* WHAT YOU SHOULD DO
Entries follow. Set all of them down as they stand.
.....
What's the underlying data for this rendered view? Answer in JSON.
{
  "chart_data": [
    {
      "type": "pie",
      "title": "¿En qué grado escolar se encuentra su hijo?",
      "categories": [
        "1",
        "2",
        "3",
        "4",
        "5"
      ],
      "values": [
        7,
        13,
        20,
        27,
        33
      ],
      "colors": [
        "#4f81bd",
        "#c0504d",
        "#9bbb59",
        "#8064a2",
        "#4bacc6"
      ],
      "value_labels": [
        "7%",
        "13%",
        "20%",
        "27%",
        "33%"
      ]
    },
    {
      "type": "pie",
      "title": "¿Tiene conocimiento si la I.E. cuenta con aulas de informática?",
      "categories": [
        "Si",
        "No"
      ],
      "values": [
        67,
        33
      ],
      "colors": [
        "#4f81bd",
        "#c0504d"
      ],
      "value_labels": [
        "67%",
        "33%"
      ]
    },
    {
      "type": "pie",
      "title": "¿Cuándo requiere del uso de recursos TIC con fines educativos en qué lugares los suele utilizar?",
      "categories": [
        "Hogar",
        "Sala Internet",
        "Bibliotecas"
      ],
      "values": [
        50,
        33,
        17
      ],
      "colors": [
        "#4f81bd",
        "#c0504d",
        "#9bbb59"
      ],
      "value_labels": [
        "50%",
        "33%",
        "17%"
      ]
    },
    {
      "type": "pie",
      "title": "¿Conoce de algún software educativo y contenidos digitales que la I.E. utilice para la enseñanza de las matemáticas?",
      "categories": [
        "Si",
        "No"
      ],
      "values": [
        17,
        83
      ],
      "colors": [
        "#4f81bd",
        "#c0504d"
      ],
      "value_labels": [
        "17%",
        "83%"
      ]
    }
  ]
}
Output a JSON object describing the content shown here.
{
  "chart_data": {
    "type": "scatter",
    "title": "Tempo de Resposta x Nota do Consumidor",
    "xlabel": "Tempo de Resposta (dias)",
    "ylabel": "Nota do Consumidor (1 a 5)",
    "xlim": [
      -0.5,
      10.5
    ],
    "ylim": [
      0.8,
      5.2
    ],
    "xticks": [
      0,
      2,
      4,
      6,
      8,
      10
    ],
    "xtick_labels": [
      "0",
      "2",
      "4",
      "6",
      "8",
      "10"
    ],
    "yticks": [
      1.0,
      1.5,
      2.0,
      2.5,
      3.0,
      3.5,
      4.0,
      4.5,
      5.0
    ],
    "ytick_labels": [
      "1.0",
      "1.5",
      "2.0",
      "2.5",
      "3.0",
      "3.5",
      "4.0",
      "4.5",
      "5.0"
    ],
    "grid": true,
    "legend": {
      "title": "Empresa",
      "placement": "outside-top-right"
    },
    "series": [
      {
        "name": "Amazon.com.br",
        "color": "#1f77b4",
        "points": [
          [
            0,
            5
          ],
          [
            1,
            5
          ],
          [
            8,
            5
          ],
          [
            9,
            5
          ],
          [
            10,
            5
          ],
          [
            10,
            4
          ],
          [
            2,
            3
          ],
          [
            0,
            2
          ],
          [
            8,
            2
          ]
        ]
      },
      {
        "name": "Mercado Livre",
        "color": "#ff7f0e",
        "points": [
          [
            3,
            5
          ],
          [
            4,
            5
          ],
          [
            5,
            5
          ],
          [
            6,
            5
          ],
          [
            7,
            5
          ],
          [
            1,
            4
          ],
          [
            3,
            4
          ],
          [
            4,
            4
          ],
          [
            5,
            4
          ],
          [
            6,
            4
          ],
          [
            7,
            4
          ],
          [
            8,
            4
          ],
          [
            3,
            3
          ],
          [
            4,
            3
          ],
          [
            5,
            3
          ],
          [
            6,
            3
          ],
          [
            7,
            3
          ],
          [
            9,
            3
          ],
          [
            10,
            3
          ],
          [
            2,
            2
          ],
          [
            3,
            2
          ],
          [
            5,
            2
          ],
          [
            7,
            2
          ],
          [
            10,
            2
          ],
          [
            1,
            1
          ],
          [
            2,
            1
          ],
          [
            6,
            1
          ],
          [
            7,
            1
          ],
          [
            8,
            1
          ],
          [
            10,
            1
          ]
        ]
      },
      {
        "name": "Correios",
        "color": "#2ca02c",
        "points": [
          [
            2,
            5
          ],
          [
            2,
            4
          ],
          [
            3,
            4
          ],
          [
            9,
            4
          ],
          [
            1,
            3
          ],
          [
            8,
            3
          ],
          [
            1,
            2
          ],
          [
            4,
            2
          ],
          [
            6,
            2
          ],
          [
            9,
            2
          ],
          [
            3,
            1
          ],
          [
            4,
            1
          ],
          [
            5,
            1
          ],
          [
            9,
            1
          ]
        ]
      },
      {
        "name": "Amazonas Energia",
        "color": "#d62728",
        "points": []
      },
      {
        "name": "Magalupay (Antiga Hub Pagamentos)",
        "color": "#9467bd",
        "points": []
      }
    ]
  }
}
.....
* RESPONSE FOR THIS EXERCISE
What's the underlying data for this rendered view? Answer in JSON.
{
  "chart_data": [
    {
      "type": "pie",
      "title": "¿En qué grado escolar se encuentra su hijo?",
      "categories": [
        "1",
        "2",
        "3",
        "4",
        "5"
      ],
      "values": [
        7,
        13,
        20,
        27,
        33
      ],
      "colors": [
        "#4f81bd",
        "#c0504d",
        "#9bbb59",
        "#8064a2",
        "#4bacc6"
      ],
      "value_labels": [
        "7%",
        "13%",
        "20%",
        "27%",
        "33%"
      ]
    },
    {
      "type": "pie",
      "title": "¿Tiene conocimiento si la I.E. cuenta con aulas de informática?",
      "categories": [
        "Si",
        "No"
      ],
      "values": [
        67,
        33
      ],
      "colors": [
        "#4f81bd",
        "#c0504d"
      ],
      "value_labels": [
        "67%",
        "33%"
      ]
    },
    {
      "type": "pie",
      "title": "¿Cuándo requiere del uso de recursos TIC con fines educativos en qué lugares los suele utilizar?",
      "categories": [
        "Hogar",
        "Sala Internet",
        "Bibliotecas"
      ],
      "values": [
        50,
        33,
        17
      ],
      "colors": [
        "#4f81bd",
        "#c0504d",
        "#9bbb59"
      ],
      "value_labels": [
        "50%",
        "33%",
        "17%"
      ]
    },
    {
      "type": "pie",
      "title": "¿Conoce de algún software educativo y contenidos digitales que la I.E. utilice para la enseñanza de las matemáticas?",
      "categories": [
        "Si",
        "No"
      ],
      "values": [
        17,
        83
      ],
      "colors": [
        "#4f81bd",
        "#c0504d"
      ],
      "value_labels": [
        "17%",
        "83%"
      ]
    }
  ]
}
Output a JSON object describing the content shown here.
{
  "chart_data": {
    "type": "scatter",
    "title": "Tempo de Resposta x Nota do Consumidor",
    "xlabel": "Tempo de Resposta (dias)",
    "ylabel": "Nota do Consumidor (1 a 5)",
    "xlim": [
      -0.5,
      10.5
    ],
    "ylim": [
      0.8,
      5.2
    ],
    "xticks": [
      0,
      2,
      4,
      6,
      8,
      10
    ],
    "xtick_labels": [
      "0",
      "2",
      "4",
      "6",
      "8",
      "10"
    ],
    "yticks": [
      1.0,
      1.5,
      2.0,
      2.5,
      3.0,
      3.5,
      4.0,
      4.5,
      5.0
    ],
    "ytick_labels": [
      "1.0",
      "1.5",
      "2.0",
      "2.5",
      "3.0",
      "3.5",
      "4.0",
      "4.5",
      "5.0"
    ],
    "grid": true,
    "legend": {
      "title": "Empresa",
      "placement": "outside-top-right"
    },
    "series": [
      {
        "name": "Amazon.com.br",
        "color": "#1f77b4",
        "points": [
          [
            0,
            5
          ],
          [
            1,
            5
          ],
          [
            8,
            5
          ],
          [
            9,
            5
          ],
          [
            10,
            5
          ],
          [
            10,
            4
          ],
          [
            2,
            3
          ],
          [
            0,
            2
          ],
          [
            8,
            2
          ]
        ]
      },
      {
        "name": "Mercado Livre",
        "color": "#ff7f0e",
        "points": [
          [
            3,
            5
          ],
          [
            4,
            5
          ],
          [
            5,
            5
          ],
          [
            6,
            5
          ],
          [
            7,
            5
          ],
          [
            1,
            4
          ],
          [
            3,
            4
          ],
          [
            4,
            4
          ],
          [
            5,
            4
          ],
          [
            6,
            4
          ],
          [
            7,
            4
          ],
          [
            8,
            4
          ],
          [
            3,
            3
          ],
          [
            4,
            3
          ],
          [
            5,
            3
          ],
          [
            6,
            3
          ],
          [
            7,
            3
          ],
          [
            9,
            3
          ],
          [
            10,
            3
          ],
          [
            2,
            2
          ],
          [
            3,
            2
          ],
          [
            5,
            2
          ],
          [
            7,
            2
          ],
          [
            10,
            2
          ],
          [
            1,
            1
          ],
          [
            2,
            1
          ],
          [
            6,
            1
          ],
          [
            7,
            1
          ],
          [
            8,
            1
          ],
          [
            10,
            1
          ]
        ]
      },
      {
        "name": "Correios",
        "color": "#2ca02c",
        "points": [
          [
            2,
            5
          ],
          [
            2,
            4
          ],
          [
            3,
            4
          ],
          [
            9,
            4
          ],
          [
            1,
            3
          ],
          [
            8,
            3
          ],
          [
            1,
            2
          ],
          [
            4,
            2
          ],
          [
            6,
            2
          ],
          [
            9,
            2
          ],
          [
            3,
            1
          ],
          [
            4,
            1
          ],
          [
            5,
            1
          ],
          [
            9,
            1
          ]
        ]
      },
      {
        "name": "Amazonas Energia",
        "color": "#d62728",
        "points": []
      },
      {
        "name": "Magalupay (Antiga Hub Pagamentos)",
        "color": "#9467bd",
        "points": []
      }
    ]
  }
}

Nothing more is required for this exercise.